[Description of the task]
Scan the data. Collect each line that contains the word "likes".

====

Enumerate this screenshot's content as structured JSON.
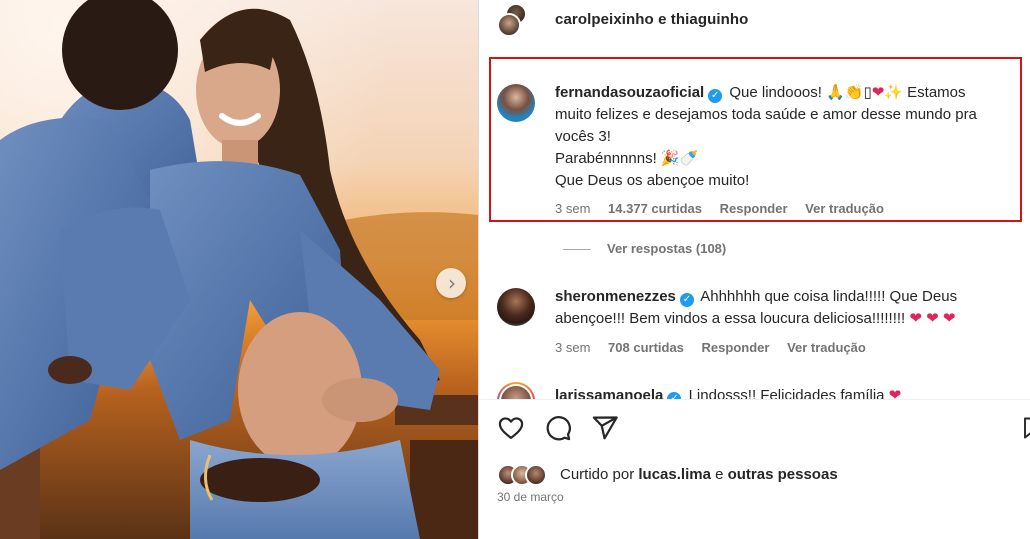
{
  "post": {
    "header_title": "carolpeixinho e thiaguinho",
    "colors": {
      "highlight": "#d3131c",
      "verified": "#1f9bf0",
      "muted": "#737373",
      "text": "#262626"
    }
  },
  "comments": [
    {
      "username": "fernandasouzaoficial",
      "verified": true,
      "lines": [
        "Que lindooos! 🙏👏▯❤✨ Estamos",
        "muito felizes e desejamos toda saúde e amor desse mundo pra",
        "vocês 3!",
        "Parabénnnnns! 🎉🍼",
        "Que Deus os abençoe muito!"
      ],
      "time": "3 sem",
      "likes": "14.377 curtidas",
      "reply": "Responder",
      "translate": "Ver tradução",
      "view_replies": "Ver respostas (108)"
    },
    {
      "username": "sheronmenezzes",
      "verified": true,
      "lines": [
        "Ahhhhhh que coisa linda!!!!! Que Deus",
        "abençoe!!! Bem vindos a essa loucura deliciosa!!!!!!!! ❤ ❤ ❤"
      ],
      "time": "3 sem",
      "likes": "708 curtidas",
      "reply": "Responder",
      "translate": "Ver tradução"
    },
    {
      "username": "larissamanoela",
      "verified": true,
      "lines": [
        "Lindosss!! Felicidades família ❤"
      ]
    }
  ],
  "actions": {
    "icons": [
      "heart-icon",
      "comment-icon",
      "share-icon",
      "bookmark-icon"
    ]
  },
  "likes": {
    "prefix": "Curtido por",
    "user": "lucas.lima",
    "connector": "e",
    "others": "outras pessoas"
  },
  "date": "30 de março",
  "photo": {
    "next_icon": "chevron-right-icon",
    "next_glyph": "›"
  }
}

====

[Result]
      "likes": "14.377 curtidas",
      "likes": "708 curtidas",
  "likes": {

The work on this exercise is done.